§ **What the task requires**
Leaving out the pictures, please retype each record exactly.

§ **Task inputs**
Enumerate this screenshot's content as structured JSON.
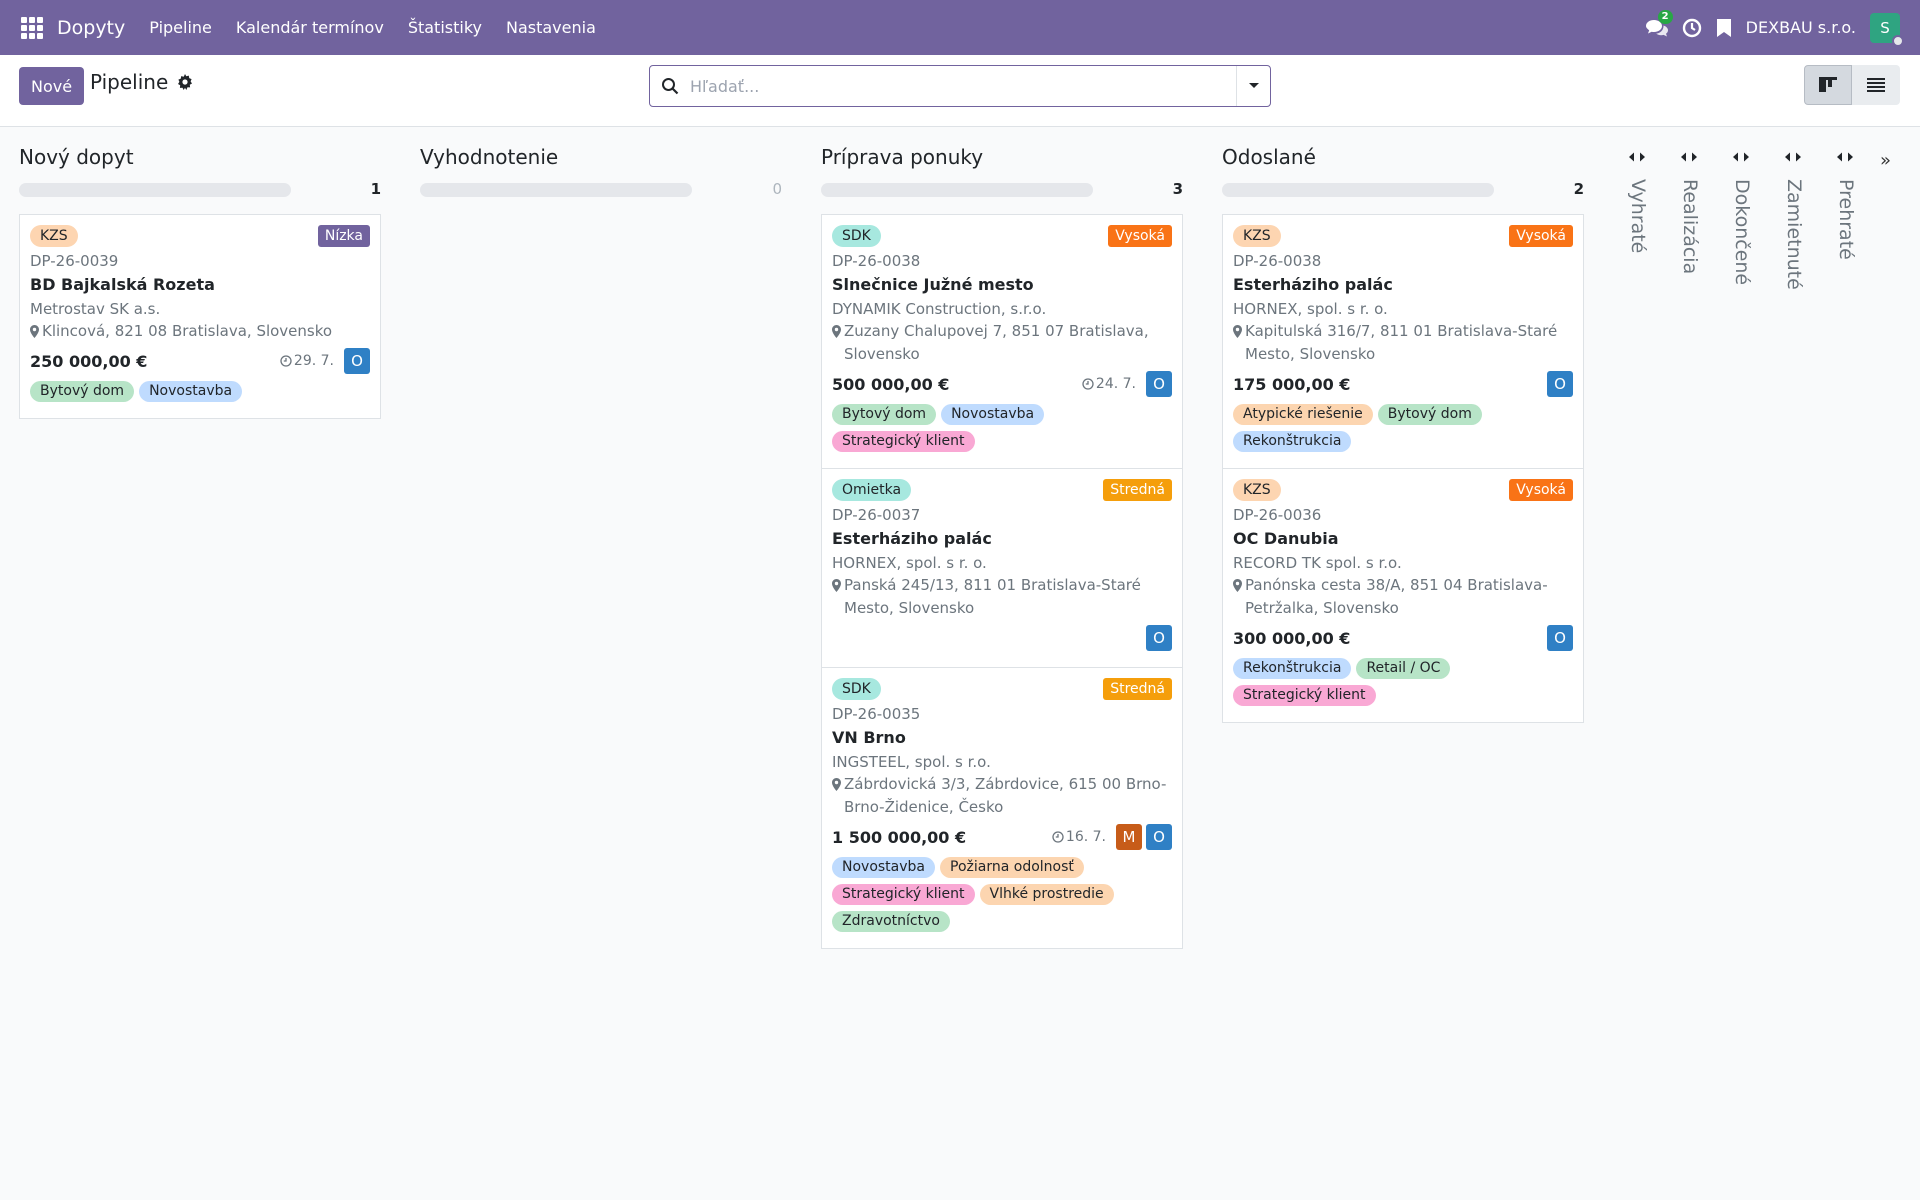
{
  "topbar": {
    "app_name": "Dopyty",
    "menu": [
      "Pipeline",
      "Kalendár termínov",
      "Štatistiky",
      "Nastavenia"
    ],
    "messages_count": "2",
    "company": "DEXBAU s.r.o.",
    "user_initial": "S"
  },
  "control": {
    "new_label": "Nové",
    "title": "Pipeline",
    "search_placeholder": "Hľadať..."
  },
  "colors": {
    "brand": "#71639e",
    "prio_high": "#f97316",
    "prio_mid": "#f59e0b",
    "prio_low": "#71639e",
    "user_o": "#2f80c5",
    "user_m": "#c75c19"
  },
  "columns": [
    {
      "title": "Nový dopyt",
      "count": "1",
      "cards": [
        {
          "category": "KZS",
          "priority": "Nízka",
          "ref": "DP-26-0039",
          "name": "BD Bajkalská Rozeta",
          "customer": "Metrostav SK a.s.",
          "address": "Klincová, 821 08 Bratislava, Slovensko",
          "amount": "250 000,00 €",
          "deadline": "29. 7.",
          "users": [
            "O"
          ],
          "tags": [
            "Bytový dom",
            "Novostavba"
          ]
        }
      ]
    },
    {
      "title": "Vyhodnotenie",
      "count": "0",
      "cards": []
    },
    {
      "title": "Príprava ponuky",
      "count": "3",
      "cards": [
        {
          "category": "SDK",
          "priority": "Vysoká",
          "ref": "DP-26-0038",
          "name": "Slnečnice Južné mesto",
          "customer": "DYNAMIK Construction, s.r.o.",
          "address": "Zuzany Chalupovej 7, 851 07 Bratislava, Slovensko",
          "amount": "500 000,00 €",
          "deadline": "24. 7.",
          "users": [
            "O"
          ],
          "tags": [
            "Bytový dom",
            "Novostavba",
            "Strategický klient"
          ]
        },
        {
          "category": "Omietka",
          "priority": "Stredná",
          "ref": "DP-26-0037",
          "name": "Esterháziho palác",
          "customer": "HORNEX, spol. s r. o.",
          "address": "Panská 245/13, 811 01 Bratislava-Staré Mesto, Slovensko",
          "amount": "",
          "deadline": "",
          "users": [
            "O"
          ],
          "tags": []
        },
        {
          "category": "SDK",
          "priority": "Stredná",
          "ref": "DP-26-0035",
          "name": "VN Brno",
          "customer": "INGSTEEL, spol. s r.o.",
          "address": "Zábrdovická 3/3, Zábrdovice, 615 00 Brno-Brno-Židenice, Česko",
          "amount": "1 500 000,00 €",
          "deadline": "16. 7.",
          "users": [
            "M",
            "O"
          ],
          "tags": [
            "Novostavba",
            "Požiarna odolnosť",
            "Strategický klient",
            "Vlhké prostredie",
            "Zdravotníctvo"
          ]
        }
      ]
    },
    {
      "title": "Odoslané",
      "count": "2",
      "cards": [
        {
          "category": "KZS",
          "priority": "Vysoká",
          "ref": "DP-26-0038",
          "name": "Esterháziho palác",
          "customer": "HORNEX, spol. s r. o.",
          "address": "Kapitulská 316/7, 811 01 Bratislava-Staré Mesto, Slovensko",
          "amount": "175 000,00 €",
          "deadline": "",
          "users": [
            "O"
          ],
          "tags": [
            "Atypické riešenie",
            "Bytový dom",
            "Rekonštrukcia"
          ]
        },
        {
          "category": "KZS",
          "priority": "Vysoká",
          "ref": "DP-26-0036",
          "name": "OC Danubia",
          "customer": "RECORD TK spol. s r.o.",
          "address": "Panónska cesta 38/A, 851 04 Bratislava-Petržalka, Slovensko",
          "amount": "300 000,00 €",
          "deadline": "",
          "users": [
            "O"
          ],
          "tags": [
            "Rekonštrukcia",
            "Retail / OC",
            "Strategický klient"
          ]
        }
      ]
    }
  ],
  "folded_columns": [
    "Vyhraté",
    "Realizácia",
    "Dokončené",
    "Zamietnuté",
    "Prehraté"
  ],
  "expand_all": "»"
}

§ **The solution**
Enumerate this screenshot's content as structured JSON.
{
  "topbar": {
    "app_name": "Dopyty",
    "menu": [
      "Pipeline",
      "Kalendár termínov",
      "Štatistiky",
      "Nastavenia"
    ],
    "messages_count": "2",
    "company": "DEXBAU s.r.o.",
    "user_initial": "S"
  },
  "control": {
    "new_label": "Nové",
    "title": "Pipeline",
    "search_placeholder": "Hľadať..."
  },
  "colors": {
    "brand": "#71639e",
    "prio_high": "#f97316",
    "prio_mid": "#f59e0b",
    "prio_low": "#71639e",
    "user_o": "#2f80c5",
    "user_m": "#c75c19"
  },
  "columns": [
    {
      "title": "Nový dopyt",
      "count": "1",
      "cards": [
        {
          "category": "KZS",
          "priority": "Nízka",
          "ref": "DP-26-0039",
          "name": "BD Bajkalská Rozeta",
          "customer": "Metrostav SK a.s.",
          "address": "Klincová, 821 08 Bratislava, Slovensko",
          "amount": "250 000,00 €",
          "deadline": "29. 7.",
          "users": [
            "O"
          ],
          "tags": [
            "Bytový dom",
            "Novostavba"
          ]
        }
      ]
    },
    {
      "title": "Vyhodnotenie",
      "count": "0",
      "cards": []
    },
    {
      "title": "Príprava ponuky",
      "count": "3",
      "cards": [
        {
          "category": "SDK",
          "priority": "Vysoká",
          "ref": "DP-26-0038",
          "name": "Slnečnice Južné mesto",
          "customer": "DYNAMIK Construction, s.r.o.",
          "address": "Zuzany Chalupovej 7, 851 07 Bratislava, Slovensko",
          "amount": "500 000,00 €",
          "deadline": "24. 7.",
          "users": [
            "O"
          ],
          "tags": [
            "Bytový dom",
            "Novostavba",
            "Strategický klient"
          ]
        },
        {
          "category": "Omietka",
          "priority": "Stredná",
          "ref": "DP-26-0037",
          "name": "Esterháziho palác",
          "customer": "HORNEX, spol. s r. o.",
          "address": "Panská 245/13, 811 01 Bratislava-Staré Mesto, Slovensko",
          "amount": "",
          "deadline": "",
          "users": [
            "O"
          ],
          "tags": []
        },
        {
          "category": "SDK",
          "priority": "Stredná",
          "ref": "DP-26-0035",
          "name": "VN Brno",
          "customer": "INGSTEEL, spol. s r.o.",
          "address": "Zábrdovická 3/3, Zábrdovice, 615 00 Brno-Brno-Židenice, Česko",
          "amount": "1 500 000,00 €",
          "deadline": "16. 7.",
          "users": [
            "M",
            "O"
          ],
          "tags": [
            "Novostavba",
            "Požiarna odolnosť",
            "Strategický klient",
            "Vlhké prostredie",
            "Zdravotníctvo"
          ]
        }
      ]
    },
    {
      "title": "Odoslané",
      "count": "2",
      "cards": [
        {
          "category": "KZS",
          "priority": "Vysoká",
          "ref": "DP-26-0038",
          "name": "Esterháziho palác",
          "customer": "HORNEX, spol. s r. o.",
          "address": "Kapitulská 316/7, 811 01 Bratislava-Staré Mesto, Slovensko",
          "amount": "175 000,00 €",
          "deadline": "",
          "users": [
            "O"
          ],
          "tags": [
            "Atypické riešenie",
            "Bytový dom",
            "Rekonštrukcia"
          ]
        },
        {
          "category": "KZS",
          "priority": "Vysoká",
          "ref": "DP-26-0036",
          "name": "OC Danubia",
          "customer": "RECORD TK spol. s r.o.",
          "address": "Panónska cesta 38/A, 851 04 Bratislava-Petržalka, Slovensko",
          "amount": "300 000,00 €",
          "deadline": "",
          "users": [
            "O"
          ],
          "tags": [
            "Rekonštrukcia",
            "Retail / OC",
            "Strategický klient"
          ]
        }
      ]
    }
  ],
  "folded_columns": [
    "Vyhraté",
    "Realizácia",
    "Dokončené",
    "Zamietnuté",
    "Prehraté"
  ],
  "expand_all": "»"
}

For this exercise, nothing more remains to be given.